Task
What lines in the records below contain the string "direct"? Copy every one.
====
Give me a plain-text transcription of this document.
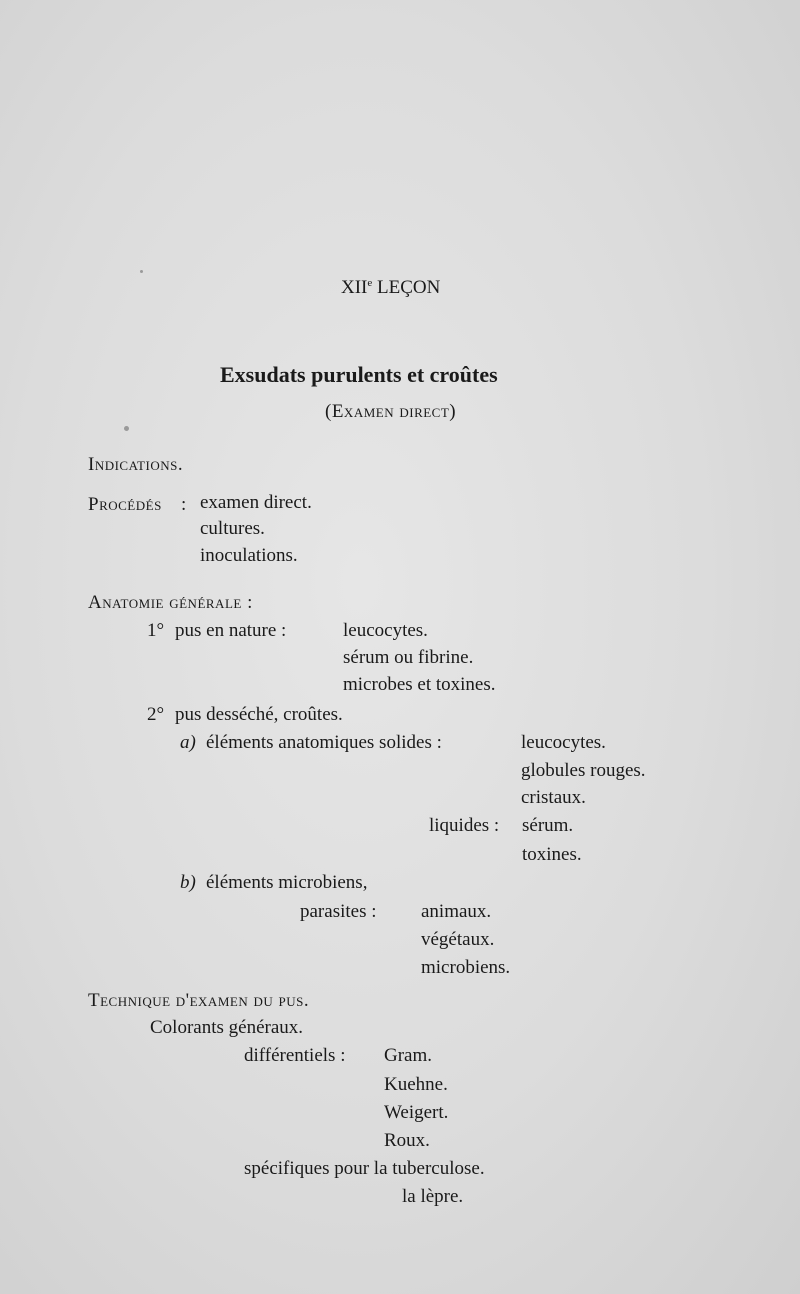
XIIe LEÇON
Exsudats purulents et croûtes
(Examen direct)
Indications.
Procédés : examen direct.
cultures.
inoculations.
Anatomie générale :
1° pus en nature :	leucocytes.
sérum ou fibrine.
microbes et toxines.
2° pus desséché, croûtes.
a) éléments anatomiques solides :	leucocytes.
globules rouges.
cristaux.
liquides : sérum.
toxines.
b) éléments microbiens,
parasites : animaux.
végétaux.
microbiens.
Technique d'examen du pus.
Colorants généraux.
différentiels : Gram.
Kuehne.
Weigert.
Roux.
spécifiques pour la tuberculose.
la lèpre.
====
Exercise output
(Examen direct)
Procédés : examen direct.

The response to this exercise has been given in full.